◆ **Records shown**
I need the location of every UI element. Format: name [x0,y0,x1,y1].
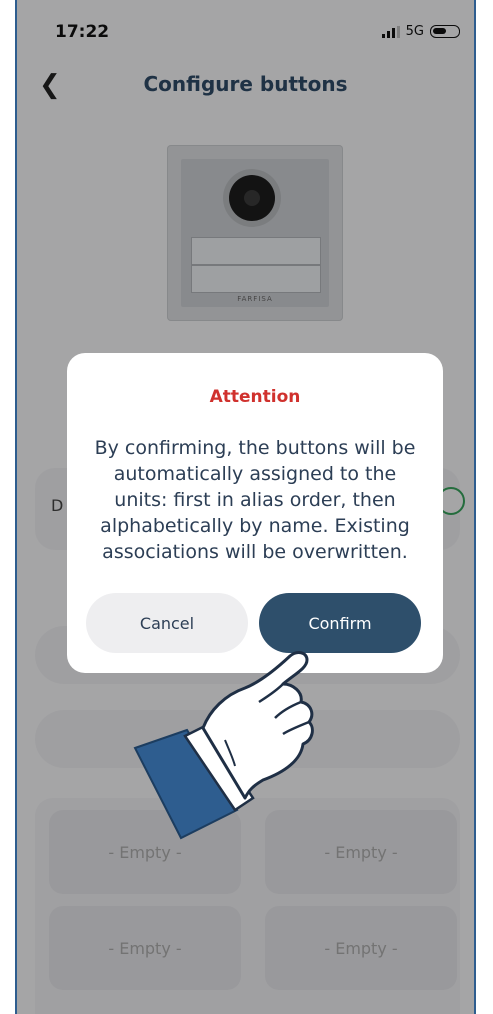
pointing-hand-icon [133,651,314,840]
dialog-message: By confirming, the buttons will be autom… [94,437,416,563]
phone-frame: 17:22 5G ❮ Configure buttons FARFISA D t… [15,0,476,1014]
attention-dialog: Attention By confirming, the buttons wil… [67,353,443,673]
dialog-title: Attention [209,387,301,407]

...

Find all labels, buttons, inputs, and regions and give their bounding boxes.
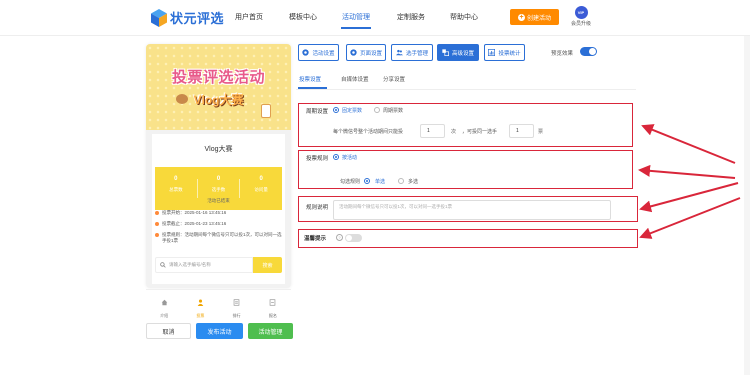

* * *

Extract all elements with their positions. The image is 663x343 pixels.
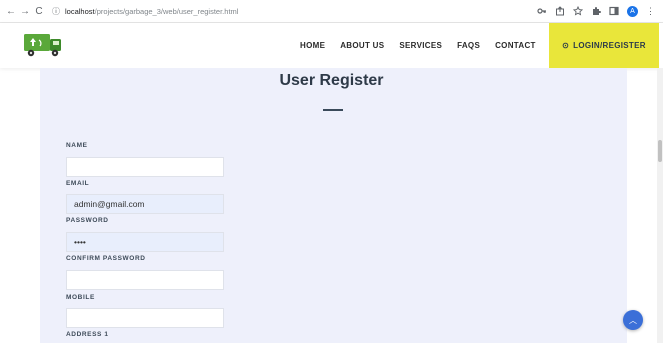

◆ **The task**
Could you update everything from the line containing "I need the location" down to the line containing "dialog-title: Attention [209,387,301,407]" by swapping "location" for "position", keeping all else the same and leaving the pictures out?

◆ **Solution below**
I need the position of every UI element. Format: name [x0,y0,x1,y1].
pointing-hand-icon [133,651,314,840]
dialog-message: By confirming, the buttons will be autom… [94,437,416,563]
phone-frame: 17:22 5G ❮ Configure buttons FARFISA D t… [15,0,476,1014]
attention-dialog: Attention By confirming, the buttons wil… [67,353,443,673]
dialog-title: Attention [209,387,301,407]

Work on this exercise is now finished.